— START OF RAW RECORDS —

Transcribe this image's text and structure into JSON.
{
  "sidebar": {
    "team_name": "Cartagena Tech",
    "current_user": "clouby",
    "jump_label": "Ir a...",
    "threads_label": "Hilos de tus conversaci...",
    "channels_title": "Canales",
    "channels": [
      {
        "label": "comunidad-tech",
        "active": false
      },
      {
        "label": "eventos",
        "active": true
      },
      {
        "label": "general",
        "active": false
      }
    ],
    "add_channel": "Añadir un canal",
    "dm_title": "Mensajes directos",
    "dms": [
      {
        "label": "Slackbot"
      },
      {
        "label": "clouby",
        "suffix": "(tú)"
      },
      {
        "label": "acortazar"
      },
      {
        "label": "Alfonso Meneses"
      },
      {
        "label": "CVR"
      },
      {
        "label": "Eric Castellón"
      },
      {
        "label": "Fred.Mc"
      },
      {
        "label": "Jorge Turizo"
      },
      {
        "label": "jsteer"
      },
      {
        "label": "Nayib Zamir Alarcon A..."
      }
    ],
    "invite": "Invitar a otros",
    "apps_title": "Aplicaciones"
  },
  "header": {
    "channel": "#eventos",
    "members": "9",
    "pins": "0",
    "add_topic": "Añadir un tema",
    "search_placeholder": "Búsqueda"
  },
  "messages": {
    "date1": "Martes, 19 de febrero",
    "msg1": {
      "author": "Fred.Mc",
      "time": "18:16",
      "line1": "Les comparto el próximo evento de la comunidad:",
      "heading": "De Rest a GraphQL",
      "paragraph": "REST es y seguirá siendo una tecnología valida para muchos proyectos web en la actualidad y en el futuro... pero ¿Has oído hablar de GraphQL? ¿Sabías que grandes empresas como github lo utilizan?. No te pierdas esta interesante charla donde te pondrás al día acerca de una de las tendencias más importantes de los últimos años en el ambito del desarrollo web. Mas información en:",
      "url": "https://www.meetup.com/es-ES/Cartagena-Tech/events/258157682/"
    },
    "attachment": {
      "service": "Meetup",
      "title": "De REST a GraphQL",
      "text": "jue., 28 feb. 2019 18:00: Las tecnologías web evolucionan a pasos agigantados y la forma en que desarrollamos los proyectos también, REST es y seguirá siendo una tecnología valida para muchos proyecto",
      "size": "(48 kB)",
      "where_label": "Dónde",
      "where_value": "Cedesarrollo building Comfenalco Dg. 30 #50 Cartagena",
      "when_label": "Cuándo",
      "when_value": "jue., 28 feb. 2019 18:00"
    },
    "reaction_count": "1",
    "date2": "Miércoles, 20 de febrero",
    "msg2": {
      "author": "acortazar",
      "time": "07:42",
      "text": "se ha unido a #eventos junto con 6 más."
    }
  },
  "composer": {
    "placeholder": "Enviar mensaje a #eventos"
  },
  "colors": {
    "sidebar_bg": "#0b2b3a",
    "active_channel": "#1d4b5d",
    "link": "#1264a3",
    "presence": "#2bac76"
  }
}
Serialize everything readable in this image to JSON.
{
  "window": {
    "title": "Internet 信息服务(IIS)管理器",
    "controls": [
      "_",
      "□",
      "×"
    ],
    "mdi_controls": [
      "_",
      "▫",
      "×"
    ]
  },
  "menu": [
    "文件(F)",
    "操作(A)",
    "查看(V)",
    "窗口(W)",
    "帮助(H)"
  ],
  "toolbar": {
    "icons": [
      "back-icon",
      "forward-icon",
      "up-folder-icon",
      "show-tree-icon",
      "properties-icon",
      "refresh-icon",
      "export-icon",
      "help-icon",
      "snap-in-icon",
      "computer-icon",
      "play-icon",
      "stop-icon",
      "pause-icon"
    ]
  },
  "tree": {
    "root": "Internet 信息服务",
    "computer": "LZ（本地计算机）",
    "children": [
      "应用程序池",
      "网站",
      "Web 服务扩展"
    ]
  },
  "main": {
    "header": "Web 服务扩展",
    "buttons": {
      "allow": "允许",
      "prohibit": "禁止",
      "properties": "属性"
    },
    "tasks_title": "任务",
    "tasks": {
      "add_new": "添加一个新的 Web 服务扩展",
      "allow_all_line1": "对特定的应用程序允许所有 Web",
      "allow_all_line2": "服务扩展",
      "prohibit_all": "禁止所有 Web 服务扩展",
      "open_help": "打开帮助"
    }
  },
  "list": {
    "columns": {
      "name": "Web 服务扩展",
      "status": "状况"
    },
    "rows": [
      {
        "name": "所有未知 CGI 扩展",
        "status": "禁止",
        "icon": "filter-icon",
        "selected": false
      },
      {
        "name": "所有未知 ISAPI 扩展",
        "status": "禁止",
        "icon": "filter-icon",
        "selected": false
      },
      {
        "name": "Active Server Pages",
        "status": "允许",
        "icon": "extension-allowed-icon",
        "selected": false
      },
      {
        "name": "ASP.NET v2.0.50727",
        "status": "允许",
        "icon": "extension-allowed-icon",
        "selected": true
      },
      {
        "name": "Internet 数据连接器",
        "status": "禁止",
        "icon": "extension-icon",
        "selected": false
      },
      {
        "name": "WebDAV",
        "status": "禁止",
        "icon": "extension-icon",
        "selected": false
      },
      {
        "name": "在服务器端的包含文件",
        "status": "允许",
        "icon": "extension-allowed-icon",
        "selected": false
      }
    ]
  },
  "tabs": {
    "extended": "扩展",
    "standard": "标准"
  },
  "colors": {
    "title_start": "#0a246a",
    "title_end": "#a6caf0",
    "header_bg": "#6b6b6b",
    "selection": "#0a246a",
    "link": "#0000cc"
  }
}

— END OF RAW RECORDS —

# TASK STATEMENT
Write each line above out exactly.

# EXERCISE RESPONSE
Transcribe this image's text and structure into JSON.
{
  "sidebar": {
    "team_name": "Cartagena Tech",
    "current_user": "clouby",
    "jump_label": "Ir a...",
    "threads_label": "Hilos de tus conversaci...",
    "channels_title": "Canales",
    "channels": [
      {
        "label": "comunidad-tech",
        "active": false
      },
      {
        "label": "eventos",
        "active": true
      },
      {
        "label": "general",
        "active": false
      }
    ],
    "add_channel": "Añadir un canal",
    "dm_title": "Mensajes directos",
    "dms": [
      {
        "label": "Slackbot"
      },
      {
        "label": "clouby",
        "suffix": "(tú)"
      },
      {
        "label": "acortazar"
      },
      {
        "label": "Alfonso Meneses"
      },
      {
        "label": "CVR"
      },
      {
        "label": "Eric Castellón"
      },
      {
        "label": "Fred.Mc"
      },
      {
        "label": "Jorge Turizo"
      },
      {
        "label": "jsteer"
      },
      {
        "label": "Nayib Zamir Alarcon A..."
      }
    ],
    "invite": "Invitar a otros",
    "apps_title": "Aplicaciones"
  },
  "header": {
    "channel": "#eventos",
    "members": "9",
    "pins": "0",
    "add_topic": "Añadir un tema",
    "search_placeholder": "Búsqueda"
  },
  "messages": {
    "date1": "Martes, 19 de febrero",
    "msg1": {
      "author": "Fred.Mc",
      "time": "18:16",
      "line1": "Les comparto el próximo evento de la comunidad:",
      "heading": "De Rest a GraphQL",
      "paragraph": "REST es y seguirá siendo una tecnología valida para muchos proyectos web en la actualidad y en el futuro... pero ¿Has oído hablar de GraphQL? ¿Sabías que grandes empresas como github lo utilizan?. No te pierdas esta interesante charla donde te pondrás al día acerca de una de las tendencias más importantes de los últimos años en el ambito del desarrollo web. Mas información en:",
      "url": "https://www.meetup.com/es-ES/Cartagena-Tech/events/258157682/"
    },
    "attachment": {
      "service": "Meetup",
      "title": "De REST a GraphQL",
      "text": "jue., 28 feb. 2019 18:00: Las tecnologías web evolucionan a pasos agigantados y la forma en que desarrollamos los proyectos también, REST es y seguirá siendo una tecnología valida para muchos proyecto",
      "size": "(48 kB)",
      "where_label": "Dónde",
      "where_value": "Cedesarrollo building Comfenalco Dg. 30 #50 Cartagena",
      "when_label": "Cuándo",
      "when_value": "jue., 28 feb. 2019 18:00"
    },
    "reaction_count": "1",
    "date2": "Miércoles, 20 de febrero",
    "msg2": {
      "author": "acortazar",
      "time": "07:42",
      "text": "se ha unido a #eventos junto con 6 más."
    }
  },
  "composer": {
    "placeholder": "Enviar mensaje a #eventos"
  },
  "colors": {
    "sidebar_bg": "#0b2b3a",
    "active_channel": "#1d4b5d",
    "link": "#1264a3",
    "presence": "#2bac76"
  }
}
Serialize everything readable in this image to JSON.
{
  "window": {
    "title": "Internet 信息服务(IIS)管理器",
    "controls": [
      "_",
      "□",
      "×"
    ],
    "mdi_controls": [
      "_",
      "▫",
      "×"
    ]
  },
  "menu": [
    "文件(F)",
    "操作(A)",
    "查看(V)",
    "窗口(W)",
    "帮助(H)"
  ],
  "toolbar": {
    "icons": [
      "back-icon",
      "forward-icon",
      "up-folder-icon",
      "show-tree-icon",
      "properties-icon",
      "refresh-icon",
      "export-icon",
      "help-icon",
      "snap-in-icon",
      "computer-icon",
      "play-icon",
      "stop-icon",
      "pause-icon"
    ]
  },
  "tree": {
    "root": "Internet 信息服务",
    "computer": "LZ（本地计算机）",
    "children": [
      "应用程序池",
      "网站",
      "Web 服务扩展"
    ]
  },
  "main": {
    "header": "Web 服务扩展",
    "buttons": {
      "allow": "允许",
      "prohibit": "禁止",
      "properties": "属性"
    },
    "tasks_title": "任务",
    "tasks": {
      "add_new": "添加一个新的 Web 服务扩展",
      "allow_all_line1": "对特定的应用程序允许所有 Web",
      "allow_all_line2": "服务扩展",
      "prohibit_all": "禁止所有 Web 服务扩展",
      "open_help": "打开帮助"
    }
  },
  "list": {
    "columns": {
      "name": "Web 服务扩展",
      "status": "状况"
    },
    "rows": [
      {
        "name": "所有未知 CGI 扩展",
        "status": "禁止",
        "icon": "filter-icon",
        "selected": false
      },
      {
        "name": "所有未知 ISAPI 扩展",
        "status": "禁止",
        "icon": "filter-icon",
        "selected": false
      },
      {
        "name": "Active Server Pages",
        "status": "允许",
        "icon": "extension-allowed-icon",
        "selected": false
      },
      {
        "name": "ASP.NET v2.0.50727",
        "status": "允许",
        "icon": "extension-allowed-icon",
        "selected": true
      },
      {
        "name": "Internet 数据连接器",
        "status": "禁止",
        "icon": "extension-icon",
        "selected": false
      },
      {
        "name": "WebDAV",
        "status": "禁止",
        "icon": "extension-icon",
        "selected": false
      },
      {
        "name": "在服务器端的包含文件",
        "status": "允许",
        "icon": "extension-allowed-icon",
        "selected": false
      }
    ]
  },
  "tabs": {
    "extended": "扩展",
    "standard": "标准"
  },
  "colors": {
    "title_start": "#0a246a",
    "title_end": "#a6caf0",
    "header_bg": "#6b6b6b",
    "selection": "#0a246a",
    "link": "#0000cc"
  }
}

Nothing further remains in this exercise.